## YOUR OBJECTIVE
From the listing below, pull out all lines with "this" in them.

## RAW RECORDS
——————
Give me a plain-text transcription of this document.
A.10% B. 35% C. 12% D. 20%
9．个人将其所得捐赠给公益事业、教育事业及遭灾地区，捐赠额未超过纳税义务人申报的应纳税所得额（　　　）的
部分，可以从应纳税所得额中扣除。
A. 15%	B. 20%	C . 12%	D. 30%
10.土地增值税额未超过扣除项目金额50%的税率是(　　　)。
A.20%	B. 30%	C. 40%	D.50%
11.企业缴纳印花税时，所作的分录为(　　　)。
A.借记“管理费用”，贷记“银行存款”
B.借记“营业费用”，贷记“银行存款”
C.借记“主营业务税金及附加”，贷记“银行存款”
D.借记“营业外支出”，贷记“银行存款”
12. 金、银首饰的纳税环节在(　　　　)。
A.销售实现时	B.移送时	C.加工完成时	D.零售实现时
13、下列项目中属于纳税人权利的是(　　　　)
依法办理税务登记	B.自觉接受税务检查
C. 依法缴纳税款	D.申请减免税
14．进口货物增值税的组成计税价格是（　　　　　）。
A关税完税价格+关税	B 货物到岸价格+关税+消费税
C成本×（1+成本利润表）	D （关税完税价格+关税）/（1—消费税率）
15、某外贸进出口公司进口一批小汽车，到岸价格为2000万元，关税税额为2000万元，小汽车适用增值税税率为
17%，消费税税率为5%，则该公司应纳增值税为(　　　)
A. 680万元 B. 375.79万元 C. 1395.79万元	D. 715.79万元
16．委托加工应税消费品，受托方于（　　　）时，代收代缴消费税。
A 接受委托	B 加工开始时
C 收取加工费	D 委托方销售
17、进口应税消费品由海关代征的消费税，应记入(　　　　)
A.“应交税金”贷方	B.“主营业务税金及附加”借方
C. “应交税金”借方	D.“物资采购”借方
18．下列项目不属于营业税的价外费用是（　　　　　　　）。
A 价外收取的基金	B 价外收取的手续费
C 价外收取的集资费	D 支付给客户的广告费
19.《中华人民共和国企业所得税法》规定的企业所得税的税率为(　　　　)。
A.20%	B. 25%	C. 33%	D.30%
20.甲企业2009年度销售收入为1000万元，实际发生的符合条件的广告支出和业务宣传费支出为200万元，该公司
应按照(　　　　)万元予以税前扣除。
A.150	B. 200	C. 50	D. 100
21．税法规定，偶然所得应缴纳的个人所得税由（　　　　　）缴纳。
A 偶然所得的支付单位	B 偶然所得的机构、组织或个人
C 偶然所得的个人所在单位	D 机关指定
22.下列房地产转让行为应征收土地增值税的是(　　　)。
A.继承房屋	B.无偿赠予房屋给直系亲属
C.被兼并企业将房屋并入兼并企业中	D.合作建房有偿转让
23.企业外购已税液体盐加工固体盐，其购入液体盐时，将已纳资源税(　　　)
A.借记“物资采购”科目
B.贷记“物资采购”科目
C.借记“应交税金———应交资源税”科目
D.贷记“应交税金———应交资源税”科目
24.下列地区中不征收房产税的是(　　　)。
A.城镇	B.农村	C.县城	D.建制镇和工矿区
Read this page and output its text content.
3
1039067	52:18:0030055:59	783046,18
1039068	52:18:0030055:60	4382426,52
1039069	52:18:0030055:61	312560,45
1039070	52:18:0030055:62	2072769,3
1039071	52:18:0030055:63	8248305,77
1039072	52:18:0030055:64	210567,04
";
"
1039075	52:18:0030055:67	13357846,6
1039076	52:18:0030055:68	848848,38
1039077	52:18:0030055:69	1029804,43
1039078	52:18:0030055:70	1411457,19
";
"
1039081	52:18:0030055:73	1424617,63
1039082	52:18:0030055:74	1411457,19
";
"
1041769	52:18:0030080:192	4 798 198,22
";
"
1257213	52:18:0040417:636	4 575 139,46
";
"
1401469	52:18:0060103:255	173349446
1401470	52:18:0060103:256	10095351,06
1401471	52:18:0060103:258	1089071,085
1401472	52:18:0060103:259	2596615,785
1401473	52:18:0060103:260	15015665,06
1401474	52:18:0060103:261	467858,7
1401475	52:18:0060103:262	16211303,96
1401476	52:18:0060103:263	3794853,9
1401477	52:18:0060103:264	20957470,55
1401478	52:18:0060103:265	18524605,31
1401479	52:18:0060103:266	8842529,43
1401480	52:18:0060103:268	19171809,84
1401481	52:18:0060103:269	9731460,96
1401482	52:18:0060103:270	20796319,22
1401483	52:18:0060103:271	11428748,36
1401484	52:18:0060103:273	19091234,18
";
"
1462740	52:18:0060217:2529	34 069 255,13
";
——————
## REPLY
Give me a plain-text transcription of this document.
Read this page and output its text content.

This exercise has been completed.